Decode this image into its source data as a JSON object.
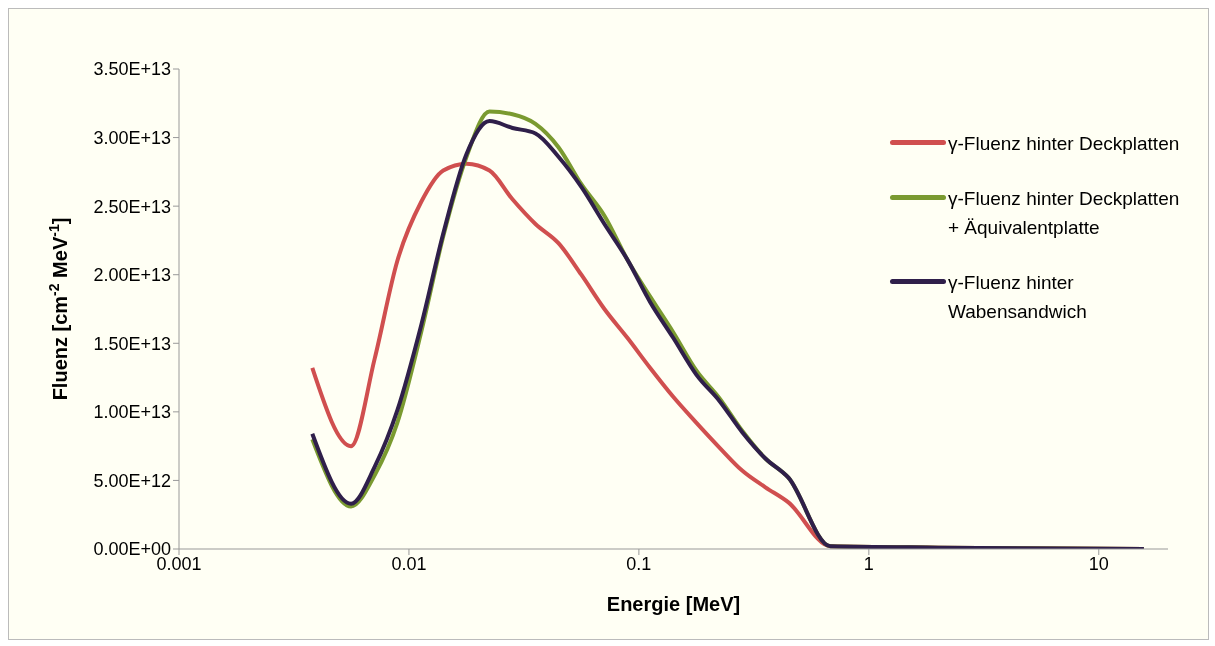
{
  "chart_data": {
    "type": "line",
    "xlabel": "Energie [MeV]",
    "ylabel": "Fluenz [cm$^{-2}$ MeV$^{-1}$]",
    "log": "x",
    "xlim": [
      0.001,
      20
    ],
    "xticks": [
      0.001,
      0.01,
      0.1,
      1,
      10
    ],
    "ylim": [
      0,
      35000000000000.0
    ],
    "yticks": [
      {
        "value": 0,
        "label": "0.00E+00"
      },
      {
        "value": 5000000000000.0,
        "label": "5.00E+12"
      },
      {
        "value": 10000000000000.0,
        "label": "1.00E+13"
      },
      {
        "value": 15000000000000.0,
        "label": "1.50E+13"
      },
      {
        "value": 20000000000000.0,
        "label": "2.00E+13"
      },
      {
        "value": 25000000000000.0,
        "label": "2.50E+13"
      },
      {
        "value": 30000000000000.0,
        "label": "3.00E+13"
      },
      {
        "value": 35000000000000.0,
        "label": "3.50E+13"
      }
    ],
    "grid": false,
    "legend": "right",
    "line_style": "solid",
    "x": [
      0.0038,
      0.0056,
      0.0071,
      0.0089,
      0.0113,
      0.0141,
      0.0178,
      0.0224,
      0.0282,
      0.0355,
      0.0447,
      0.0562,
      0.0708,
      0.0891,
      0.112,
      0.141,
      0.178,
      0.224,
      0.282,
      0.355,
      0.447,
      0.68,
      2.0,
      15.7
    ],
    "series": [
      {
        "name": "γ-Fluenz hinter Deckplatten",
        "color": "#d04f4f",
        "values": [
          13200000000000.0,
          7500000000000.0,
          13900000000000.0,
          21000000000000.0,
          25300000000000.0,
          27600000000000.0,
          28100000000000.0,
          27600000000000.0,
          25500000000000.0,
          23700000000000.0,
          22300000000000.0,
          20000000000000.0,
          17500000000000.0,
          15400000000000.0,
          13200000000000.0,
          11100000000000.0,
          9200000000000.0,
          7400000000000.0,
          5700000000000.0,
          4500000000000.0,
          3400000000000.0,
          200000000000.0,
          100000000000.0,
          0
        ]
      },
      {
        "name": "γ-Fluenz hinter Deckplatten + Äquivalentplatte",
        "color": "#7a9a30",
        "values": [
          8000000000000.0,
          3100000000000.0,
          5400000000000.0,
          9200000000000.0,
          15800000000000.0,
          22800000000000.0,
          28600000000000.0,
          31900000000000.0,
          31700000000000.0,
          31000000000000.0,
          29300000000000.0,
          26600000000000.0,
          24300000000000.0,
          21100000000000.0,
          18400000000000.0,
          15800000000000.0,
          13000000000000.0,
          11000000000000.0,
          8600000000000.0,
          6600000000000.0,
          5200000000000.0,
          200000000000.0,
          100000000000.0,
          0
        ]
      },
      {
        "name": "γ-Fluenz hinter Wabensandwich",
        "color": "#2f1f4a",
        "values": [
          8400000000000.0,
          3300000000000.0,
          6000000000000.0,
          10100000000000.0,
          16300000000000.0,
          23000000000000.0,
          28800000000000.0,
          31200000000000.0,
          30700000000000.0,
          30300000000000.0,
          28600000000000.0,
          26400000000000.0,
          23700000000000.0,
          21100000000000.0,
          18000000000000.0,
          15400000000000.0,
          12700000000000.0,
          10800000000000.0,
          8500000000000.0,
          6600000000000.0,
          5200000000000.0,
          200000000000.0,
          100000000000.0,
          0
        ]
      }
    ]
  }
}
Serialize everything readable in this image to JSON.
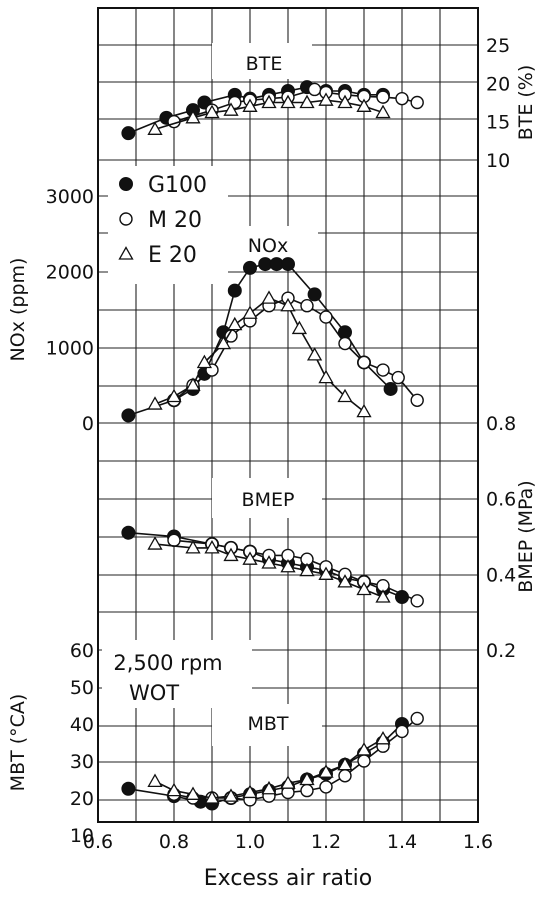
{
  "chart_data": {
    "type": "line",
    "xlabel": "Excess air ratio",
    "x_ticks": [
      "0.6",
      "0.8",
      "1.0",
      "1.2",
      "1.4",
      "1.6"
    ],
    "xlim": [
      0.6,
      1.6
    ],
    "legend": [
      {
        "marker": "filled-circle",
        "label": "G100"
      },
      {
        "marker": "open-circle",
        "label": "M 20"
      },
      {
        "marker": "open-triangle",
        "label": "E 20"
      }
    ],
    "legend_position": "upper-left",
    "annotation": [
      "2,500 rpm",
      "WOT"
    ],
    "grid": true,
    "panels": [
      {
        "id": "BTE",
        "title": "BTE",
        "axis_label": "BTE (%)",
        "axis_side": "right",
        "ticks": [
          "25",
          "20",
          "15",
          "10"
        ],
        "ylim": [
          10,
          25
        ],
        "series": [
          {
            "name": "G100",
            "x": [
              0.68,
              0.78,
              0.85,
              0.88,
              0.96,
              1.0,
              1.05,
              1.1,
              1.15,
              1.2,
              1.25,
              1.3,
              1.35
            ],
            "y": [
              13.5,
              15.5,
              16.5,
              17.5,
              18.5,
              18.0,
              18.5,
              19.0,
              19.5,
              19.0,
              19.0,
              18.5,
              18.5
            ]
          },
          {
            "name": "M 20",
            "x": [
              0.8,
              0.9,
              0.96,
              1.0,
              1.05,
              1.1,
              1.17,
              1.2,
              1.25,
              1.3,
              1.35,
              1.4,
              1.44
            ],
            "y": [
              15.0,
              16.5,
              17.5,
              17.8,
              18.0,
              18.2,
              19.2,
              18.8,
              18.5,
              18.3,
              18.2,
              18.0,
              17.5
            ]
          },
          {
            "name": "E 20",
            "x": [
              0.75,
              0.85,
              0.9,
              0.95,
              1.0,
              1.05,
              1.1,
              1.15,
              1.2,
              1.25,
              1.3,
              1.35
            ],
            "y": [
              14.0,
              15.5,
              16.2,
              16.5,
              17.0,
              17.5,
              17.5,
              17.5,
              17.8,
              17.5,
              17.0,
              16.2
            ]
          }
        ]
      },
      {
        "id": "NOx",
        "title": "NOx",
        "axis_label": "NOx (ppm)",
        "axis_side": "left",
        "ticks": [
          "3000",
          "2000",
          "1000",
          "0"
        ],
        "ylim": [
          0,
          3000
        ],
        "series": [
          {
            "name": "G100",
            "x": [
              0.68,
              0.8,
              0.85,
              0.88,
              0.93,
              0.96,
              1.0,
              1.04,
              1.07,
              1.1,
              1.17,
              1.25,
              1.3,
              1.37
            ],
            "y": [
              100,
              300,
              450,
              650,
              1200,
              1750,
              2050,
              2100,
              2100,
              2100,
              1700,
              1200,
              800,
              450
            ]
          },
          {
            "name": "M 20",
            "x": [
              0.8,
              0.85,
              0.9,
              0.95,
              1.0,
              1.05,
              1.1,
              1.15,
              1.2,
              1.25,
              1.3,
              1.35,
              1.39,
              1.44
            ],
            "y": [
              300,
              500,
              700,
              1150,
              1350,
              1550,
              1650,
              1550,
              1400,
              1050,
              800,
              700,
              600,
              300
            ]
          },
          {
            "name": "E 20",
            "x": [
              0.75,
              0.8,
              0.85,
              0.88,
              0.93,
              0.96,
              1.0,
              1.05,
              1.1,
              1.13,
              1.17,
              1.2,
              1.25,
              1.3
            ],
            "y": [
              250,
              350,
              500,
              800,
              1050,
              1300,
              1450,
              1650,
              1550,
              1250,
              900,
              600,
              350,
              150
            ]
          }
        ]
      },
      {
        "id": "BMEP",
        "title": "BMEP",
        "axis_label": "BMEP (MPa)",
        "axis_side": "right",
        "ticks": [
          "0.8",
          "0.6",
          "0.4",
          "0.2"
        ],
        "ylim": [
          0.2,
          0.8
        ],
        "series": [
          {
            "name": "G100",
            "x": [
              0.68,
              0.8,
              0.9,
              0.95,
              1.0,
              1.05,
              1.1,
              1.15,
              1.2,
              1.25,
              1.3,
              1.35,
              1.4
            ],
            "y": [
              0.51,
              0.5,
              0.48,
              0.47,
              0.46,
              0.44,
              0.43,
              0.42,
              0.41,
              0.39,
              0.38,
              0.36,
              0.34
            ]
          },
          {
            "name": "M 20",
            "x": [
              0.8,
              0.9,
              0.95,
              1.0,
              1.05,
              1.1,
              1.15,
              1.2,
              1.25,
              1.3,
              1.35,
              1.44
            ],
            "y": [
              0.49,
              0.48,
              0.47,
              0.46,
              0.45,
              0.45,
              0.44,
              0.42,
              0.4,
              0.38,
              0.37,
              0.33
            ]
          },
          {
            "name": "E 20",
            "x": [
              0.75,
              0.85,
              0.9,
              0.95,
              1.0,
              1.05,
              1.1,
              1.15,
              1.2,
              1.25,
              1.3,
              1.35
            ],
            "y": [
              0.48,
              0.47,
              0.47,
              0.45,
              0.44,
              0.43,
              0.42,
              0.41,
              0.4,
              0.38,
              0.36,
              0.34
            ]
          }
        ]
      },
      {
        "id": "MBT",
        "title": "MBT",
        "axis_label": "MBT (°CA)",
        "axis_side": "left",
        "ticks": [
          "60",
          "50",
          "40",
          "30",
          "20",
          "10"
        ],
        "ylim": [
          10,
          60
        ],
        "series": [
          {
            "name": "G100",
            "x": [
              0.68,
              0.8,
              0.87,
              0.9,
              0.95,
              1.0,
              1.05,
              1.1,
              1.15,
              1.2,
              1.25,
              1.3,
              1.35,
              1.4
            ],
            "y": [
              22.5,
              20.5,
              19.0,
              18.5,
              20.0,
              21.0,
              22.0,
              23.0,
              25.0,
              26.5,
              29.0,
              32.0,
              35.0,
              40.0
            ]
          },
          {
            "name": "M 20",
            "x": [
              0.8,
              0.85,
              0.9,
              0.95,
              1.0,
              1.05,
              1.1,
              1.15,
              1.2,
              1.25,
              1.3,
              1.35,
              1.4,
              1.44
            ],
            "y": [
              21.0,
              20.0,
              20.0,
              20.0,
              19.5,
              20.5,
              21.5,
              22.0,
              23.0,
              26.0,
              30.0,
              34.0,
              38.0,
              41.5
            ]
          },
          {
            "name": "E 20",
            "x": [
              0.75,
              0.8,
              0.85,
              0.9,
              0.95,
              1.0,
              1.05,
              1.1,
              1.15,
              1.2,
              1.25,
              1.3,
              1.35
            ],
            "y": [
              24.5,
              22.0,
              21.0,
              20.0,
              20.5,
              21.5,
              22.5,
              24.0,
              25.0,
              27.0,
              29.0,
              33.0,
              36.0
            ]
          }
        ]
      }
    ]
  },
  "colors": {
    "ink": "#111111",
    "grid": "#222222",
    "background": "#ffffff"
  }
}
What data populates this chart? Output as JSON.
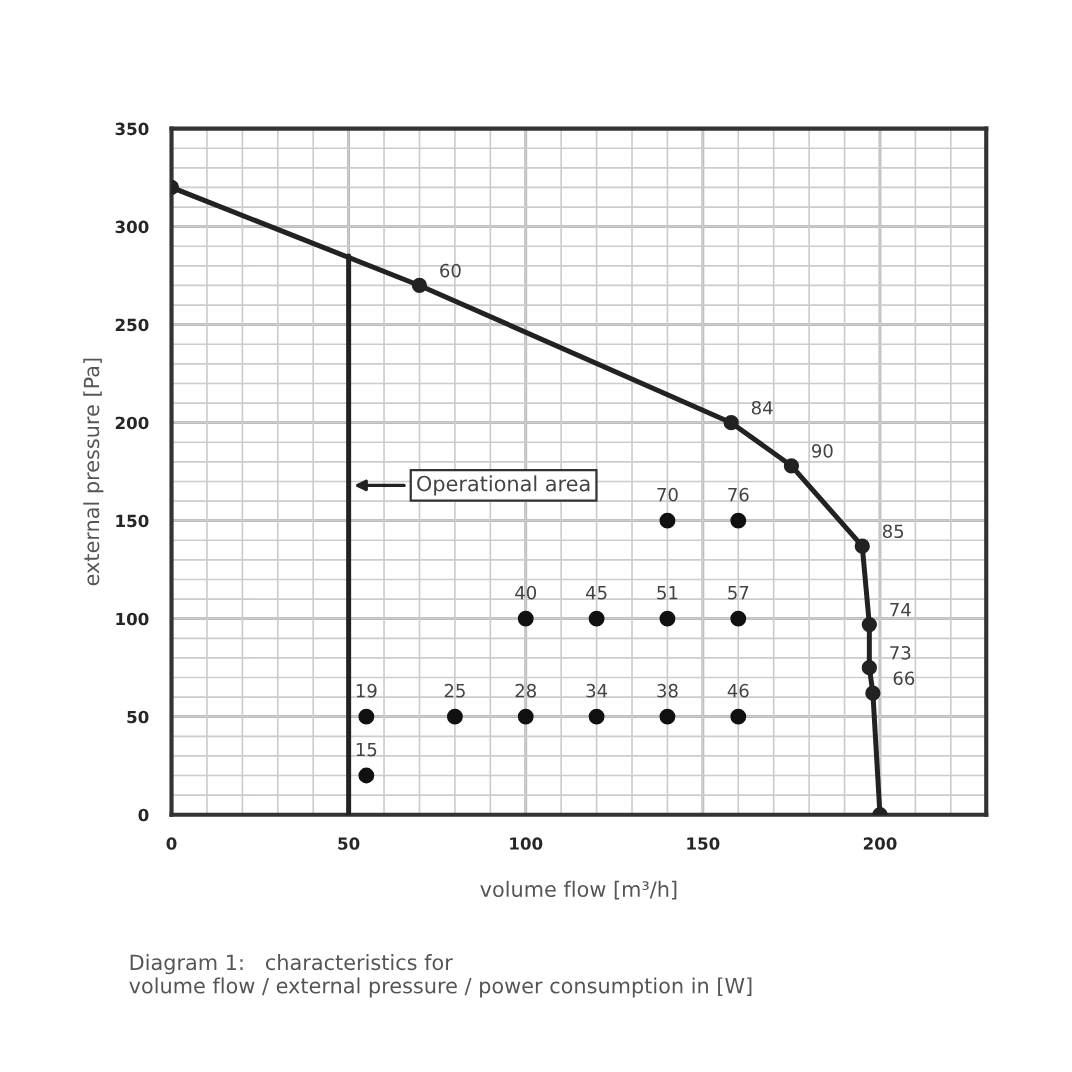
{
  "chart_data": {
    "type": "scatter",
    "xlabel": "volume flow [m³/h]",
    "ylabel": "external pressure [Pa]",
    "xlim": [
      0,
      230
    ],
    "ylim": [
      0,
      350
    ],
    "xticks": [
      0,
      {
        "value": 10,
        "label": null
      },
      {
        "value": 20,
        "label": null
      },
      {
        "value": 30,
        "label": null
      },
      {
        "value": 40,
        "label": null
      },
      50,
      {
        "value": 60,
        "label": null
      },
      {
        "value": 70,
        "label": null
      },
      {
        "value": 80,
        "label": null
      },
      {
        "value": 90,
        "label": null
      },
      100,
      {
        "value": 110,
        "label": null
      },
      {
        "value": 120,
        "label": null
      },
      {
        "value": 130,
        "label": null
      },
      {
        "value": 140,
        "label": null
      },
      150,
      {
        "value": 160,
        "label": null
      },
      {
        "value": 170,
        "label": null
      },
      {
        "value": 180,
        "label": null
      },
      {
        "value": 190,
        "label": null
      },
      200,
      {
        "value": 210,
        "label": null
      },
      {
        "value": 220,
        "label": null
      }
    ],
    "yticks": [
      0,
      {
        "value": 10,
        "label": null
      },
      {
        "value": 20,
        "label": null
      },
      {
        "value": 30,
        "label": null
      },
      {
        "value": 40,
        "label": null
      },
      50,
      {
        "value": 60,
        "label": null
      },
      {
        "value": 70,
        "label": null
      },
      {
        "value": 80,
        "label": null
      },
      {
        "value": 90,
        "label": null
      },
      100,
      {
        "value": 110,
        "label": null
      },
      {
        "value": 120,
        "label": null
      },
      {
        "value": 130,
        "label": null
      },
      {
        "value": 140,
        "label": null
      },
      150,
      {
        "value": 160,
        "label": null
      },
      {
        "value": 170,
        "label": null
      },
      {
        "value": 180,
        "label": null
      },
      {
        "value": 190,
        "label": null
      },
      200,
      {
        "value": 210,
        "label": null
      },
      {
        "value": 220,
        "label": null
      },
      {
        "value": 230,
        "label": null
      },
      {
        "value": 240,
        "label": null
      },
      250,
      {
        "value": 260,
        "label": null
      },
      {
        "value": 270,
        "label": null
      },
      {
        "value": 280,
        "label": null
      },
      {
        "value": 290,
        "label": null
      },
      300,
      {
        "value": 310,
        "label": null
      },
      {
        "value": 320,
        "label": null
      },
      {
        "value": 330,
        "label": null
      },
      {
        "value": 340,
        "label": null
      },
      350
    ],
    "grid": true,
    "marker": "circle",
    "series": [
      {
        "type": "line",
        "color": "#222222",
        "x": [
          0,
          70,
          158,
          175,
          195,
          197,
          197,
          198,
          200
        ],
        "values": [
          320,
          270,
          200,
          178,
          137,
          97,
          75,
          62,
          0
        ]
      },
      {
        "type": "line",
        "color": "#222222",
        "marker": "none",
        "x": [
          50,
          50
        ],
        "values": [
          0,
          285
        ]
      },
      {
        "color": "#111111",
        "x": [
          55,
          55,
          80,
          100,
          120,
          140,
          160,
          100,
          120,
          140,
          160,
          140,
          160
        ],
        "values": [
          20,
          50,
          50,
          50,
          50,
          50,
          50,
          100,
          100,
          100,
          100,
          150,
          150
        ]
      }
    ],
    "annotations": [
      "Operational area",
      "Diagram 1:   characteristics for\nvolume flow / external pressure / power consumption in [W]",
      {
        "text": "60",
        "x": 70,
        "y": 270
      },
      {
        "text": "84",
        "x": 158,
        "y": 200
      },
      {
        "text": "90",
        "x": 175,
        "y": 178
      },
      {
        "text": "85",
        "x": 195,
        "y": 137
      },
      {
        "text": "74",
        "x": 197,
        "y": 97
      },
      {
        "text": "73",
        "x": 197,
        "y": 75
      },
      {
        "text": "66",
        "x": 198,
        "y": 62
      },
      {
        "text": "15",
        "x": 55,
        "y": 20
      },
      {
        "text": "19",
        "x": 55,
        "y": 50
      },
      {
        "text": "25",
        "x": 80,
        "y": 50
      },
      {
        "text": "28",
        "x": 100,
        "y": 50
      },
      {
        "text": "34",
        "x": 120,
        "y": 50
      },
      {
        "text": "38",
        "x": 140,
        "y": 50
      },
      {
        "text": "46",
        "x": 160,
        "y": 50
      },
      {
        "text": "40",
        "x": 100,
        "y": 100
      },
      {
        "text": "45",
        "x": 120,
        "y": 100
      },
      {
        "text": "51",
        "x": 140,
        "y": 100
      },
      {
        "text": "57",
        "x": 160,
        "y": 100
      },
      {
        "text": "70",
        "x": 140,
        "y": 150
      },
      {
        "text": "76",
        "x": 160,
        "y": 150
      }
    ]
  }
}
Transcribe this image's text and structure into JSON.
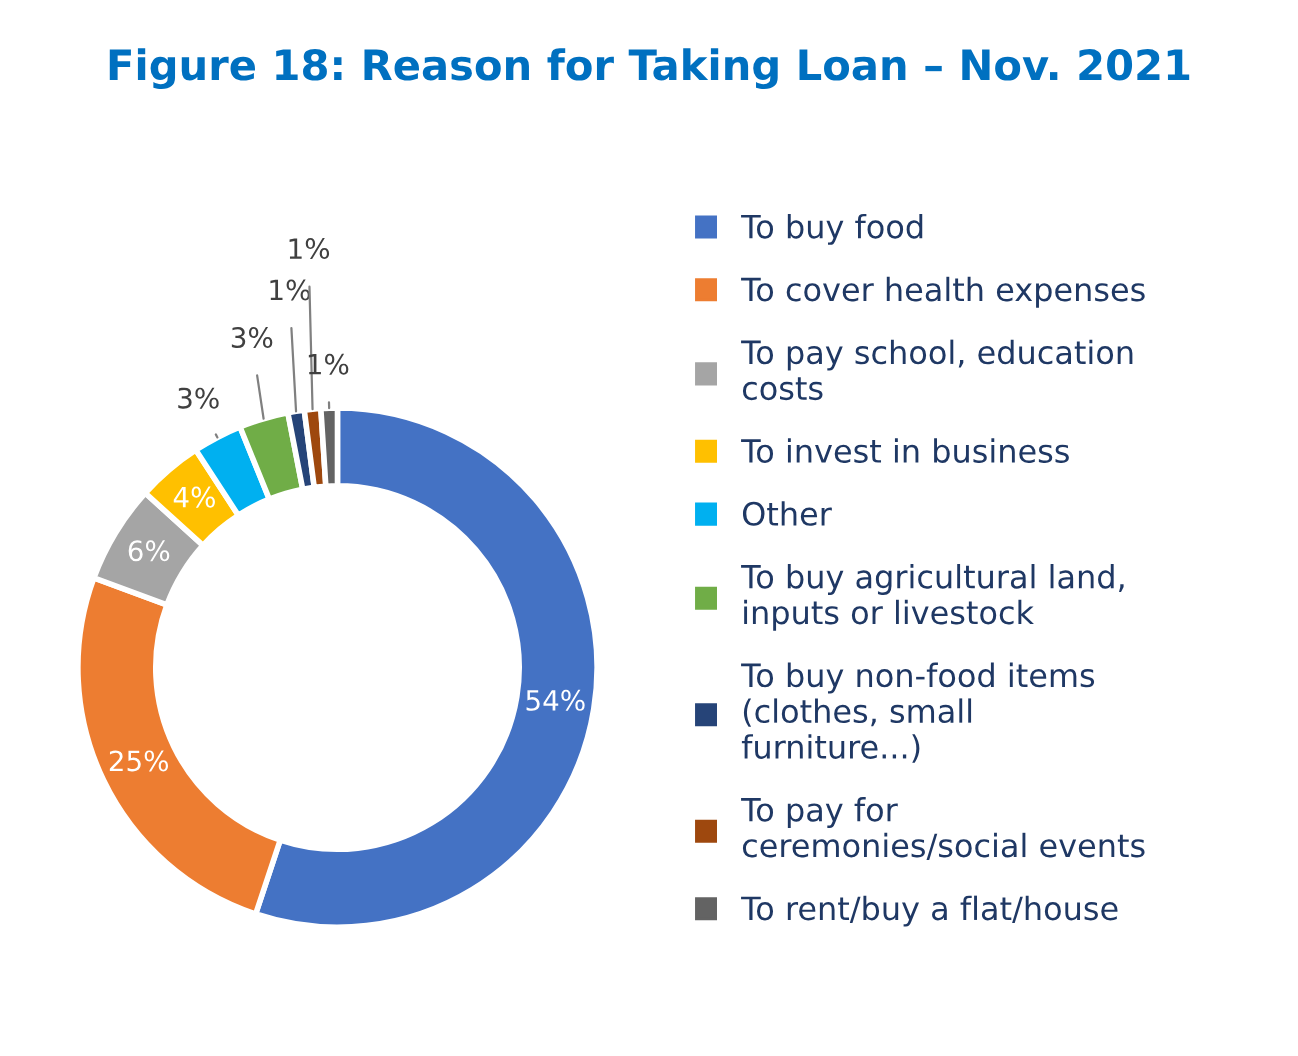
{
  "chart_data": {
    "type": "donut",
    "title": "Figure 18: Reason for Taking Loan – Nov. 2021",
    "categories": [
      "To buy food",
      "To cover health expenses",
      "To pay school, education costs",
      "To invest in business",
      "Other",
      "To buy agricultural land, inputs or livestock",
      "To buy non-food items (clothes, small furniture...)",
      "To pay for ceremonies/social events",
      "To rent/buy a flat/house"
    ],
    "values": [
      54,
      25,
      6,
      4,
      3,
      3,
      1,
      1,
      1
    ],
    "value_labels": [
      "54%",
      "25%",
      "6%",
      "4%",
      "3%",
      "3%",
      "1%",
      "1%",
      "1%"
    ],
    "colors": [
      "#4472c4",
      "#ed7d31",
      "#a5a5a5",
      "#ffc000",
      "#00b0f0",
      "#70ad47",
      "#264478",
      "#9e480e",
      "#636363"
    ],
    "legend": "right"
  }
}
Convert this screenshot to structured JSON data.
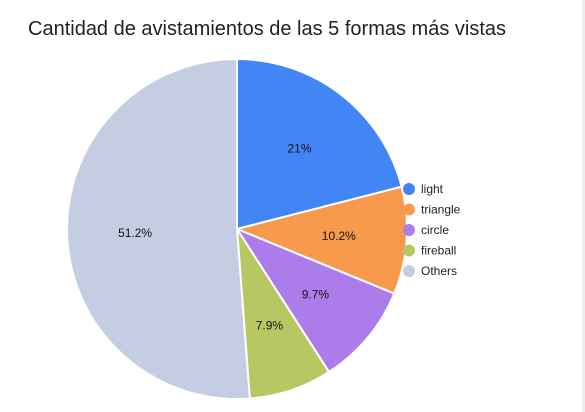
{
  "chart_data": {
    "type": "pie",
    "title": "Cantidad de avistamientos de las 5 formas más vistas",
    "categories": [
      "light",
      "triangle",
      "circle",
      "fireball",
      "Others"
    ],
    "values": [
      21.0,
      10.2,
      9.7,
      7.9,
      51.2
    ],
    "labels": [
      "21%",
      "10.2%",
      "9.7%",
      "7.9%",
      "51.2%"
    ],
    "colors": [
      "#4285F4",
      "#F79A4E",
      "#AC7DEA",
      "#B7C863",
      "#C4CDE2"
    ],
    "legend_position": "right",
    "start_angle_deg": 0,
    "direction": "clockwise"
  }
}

■ TASK DESCRIPTION
Work out how many lines in the records above contain the word "grid", and give only that number.

■ CORRECT ANSWER
4